__TASK MATERIAL__
>>>

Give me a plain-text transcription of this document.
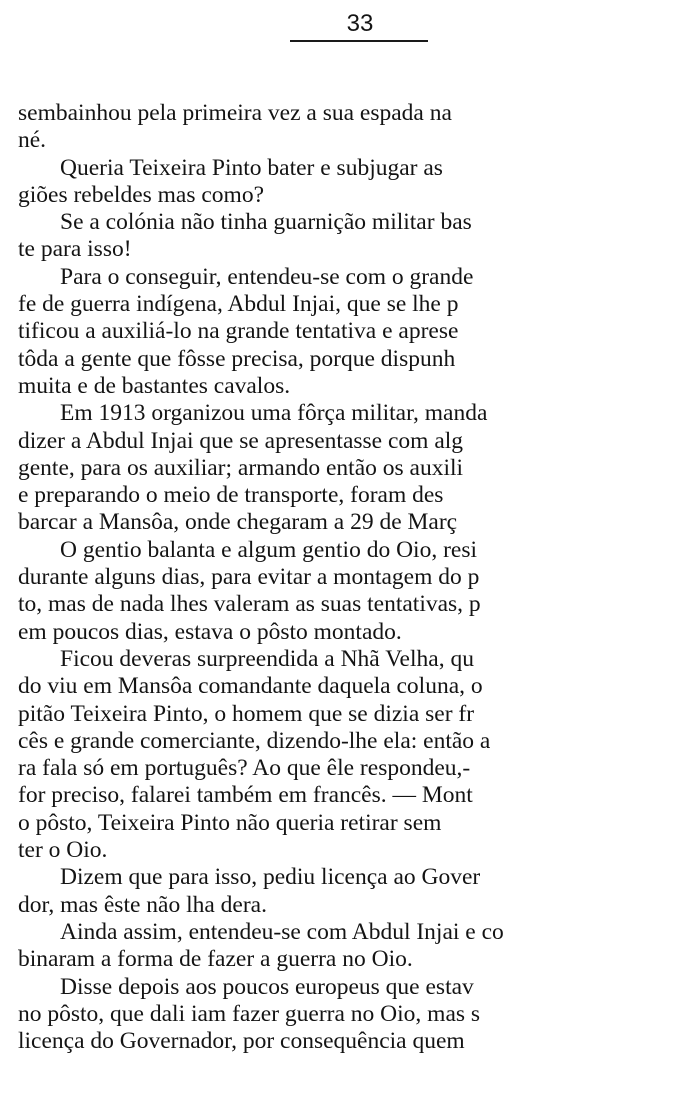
33
sembainhou pela primeira vez a sua espada na
né.
Queria Teixeira Pinto bater e subjugar as
giões rebeldes mas como?
Se a colónia não tinha guarnição militar bas
te para isso!
Para o conseguir, entendeu-se com o grande
fe de guerra indígena, Abdul Injai, que se lhe p
tificou a auxiliá-lo na grande tentativa e aprese
tôda a gente que fôsse precisa, porque dispunh
muita e de bastantes cavalos.
Em 1913 organizou uma fôrça militar, manda
dizer a Abdul Injai que se apresentasse com alg
gente, para os auxiliar; armando então os auxili
e preparando o meio de transporte, foram des
barcar a Mansôa, onde chegaram a 29 de Març
O gentio balanta e algum gentio do Oio, resi
durante alguns dias, para evitar a montagem do p
to, mas de nada lhes valeram as suas tentativas, p
em poucos dias, estava o pôsto montado.
Ficou deveras surpreendida a Nhã Velha, qu
do viu em Mansôa comandante daquela coluna, o
pitão Teixeira Pinto, o homem que se dizia ser fr
cês e grande comerciante, dizendo-lhe ela: então a
ra fala só em português? Ao que êle respondeu,-
for preciso, falarei também em francês. — Mont
o pôsto, Teixeira Pinto não queria retirar sem
ter o Oio.
Dizem que para isso, pediu licença ao Gover
dor, mas êste não lha dera.
Ainda assim, entendeu-se com Abdul Injai e co
binaram a forma de fazer a guerra no Oio.
Disse depois aos poucos europeus que estav
no pôsto, que dali iam fazer guerra no Oio, mas s
licença do Governador, por consequência quem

<<<

__SET EXERCISE__
Skip the pictures and print each record exactly as it stands.

__TASK RESULT__
Give me a plain-text transcription of this document.
33
sembainhou pela primeira vez a sua espada na
né.
Queria Teixeira Pinto bater e subjugar as
giões rebeldes mas como?
Se a colónia não tinha guarnição militar bas
te para isso!
Para o conseguir, entendeu-se com o grande
fe de guerra indígena, Abdul Injai, que se lhe p
tificou a auxiliá-lo na grande tentativa e aprese
tôda a gente que fôsse precisa, porque dispunh
muita e de bastantes cavalos.
Em 1913 organizou uma fôrça militar, manda
dizer a Abdul Injai que se apresentasse com alg
gente, para os auxiliar; armando então os auxili
e preparando o meio de transporte, foram des
barcar a Mansôa, onde chegaram a 29 de Març
O gentio balanta e algum gentio do Oio, resi
durante alguns dias, para evitar a montagem do p
to, mas de nada lhes valeram as suas tentativas, p
em poucos dias, estava o pôsto montado.
Ficou deveras surpreendida a Nhã Velha, qu
do viu em Mansôa comandante daquela coluna, o
pitão Teixeira Pinto, o homem que se dizia ser fr
cês e grande comerciante, dizendo-lhe ela: então a
ra fala só em português? Ao que êle respondeu,-
for preciso, falarei também em francês. — Mont
o pôsto, Teixeira Pinto não queria retirar sem
ter o Oio.
Dizem que para isso, pediu licença ao Gover
dor, mas êste não lha dera.
Ainda assim, entendeu-se com Abdul Injai e co
binaram a forma de fazer a guerra no Oio.
Disse depois aos poucos europeus que estav
no pôsto, que dali iam fazer guerra no Oio, mas s
licença do Governador, por consequência quem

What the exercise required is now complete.